WHAT TO DO ->
Filter this material down to the lines that hold "above", copying each one.

PROVIDED MATERIAL ->
--
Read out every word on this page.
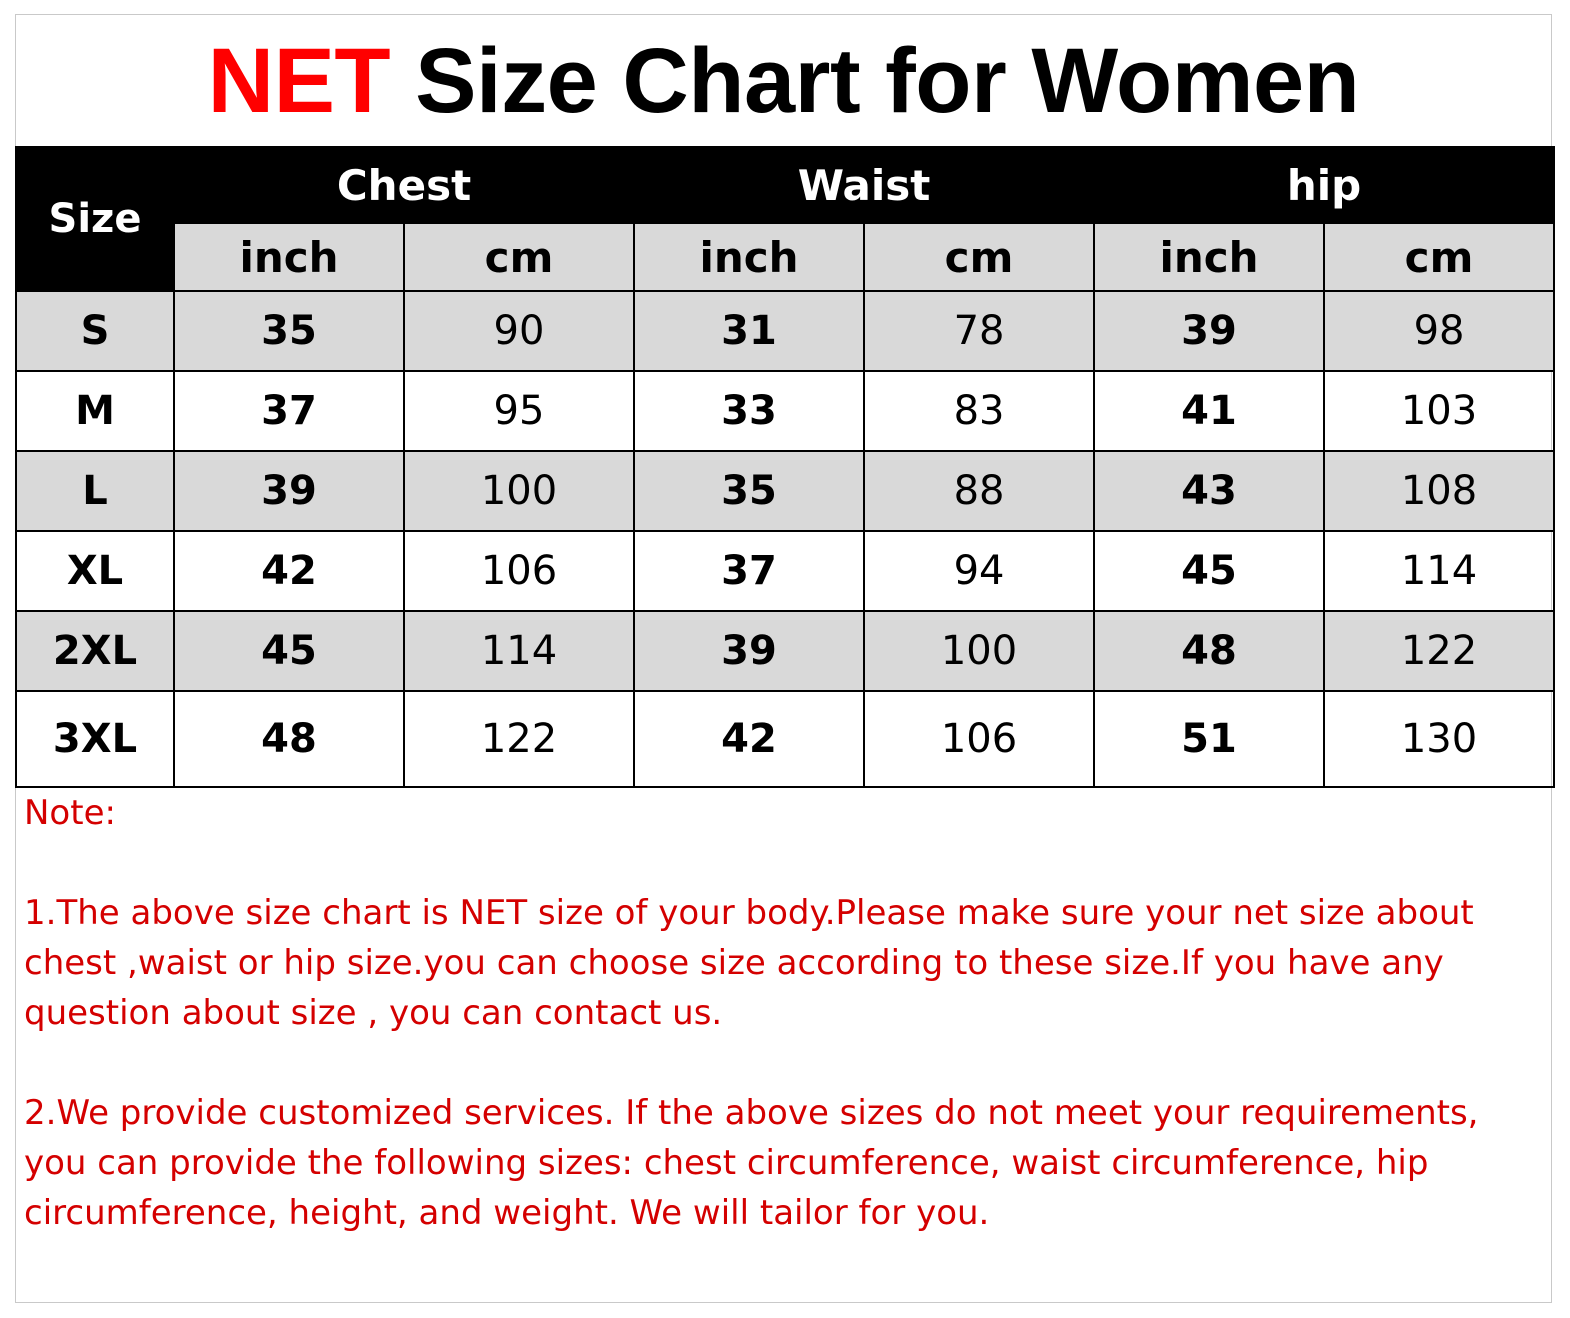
NET Size Chart for Women
Size	Chest		Waist		hip	
	inch	cm	inch	cm	inch	cm
S	35	90	31	78	39	98
M	37	95	33	83	41	103
L	39	100	35	88	43	108
XL	42	106	37	94	45	114
2XL	45	114	39	100	48	122
3XL	48	122	42	106	51	130

Note:

1.The above size chart is NET size of your body.Please make sure your net size about chest ,waist or hip size.you can choose size according to these size.If you have any question about size , you can contact us.

2.We provide customized services. If the above sizes do not meet your requirements, you can provide the following sizes: chest circumference, waist circumference, hip circumference, height, and weight. We will tailor for you.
--
WRITTEN REPLY ->
1.The above size chart is NET size of your body.Please make sure your net size about chest ,waist or hip size.you can choose size according to these size.If you have any question about size , you can contact us.
2.We provide customized services. If the above sizes do not meet your requirements, you can provide the following sizes: chest circumference, waist circumference, hip circumference, height, and weight. We will tailor for you.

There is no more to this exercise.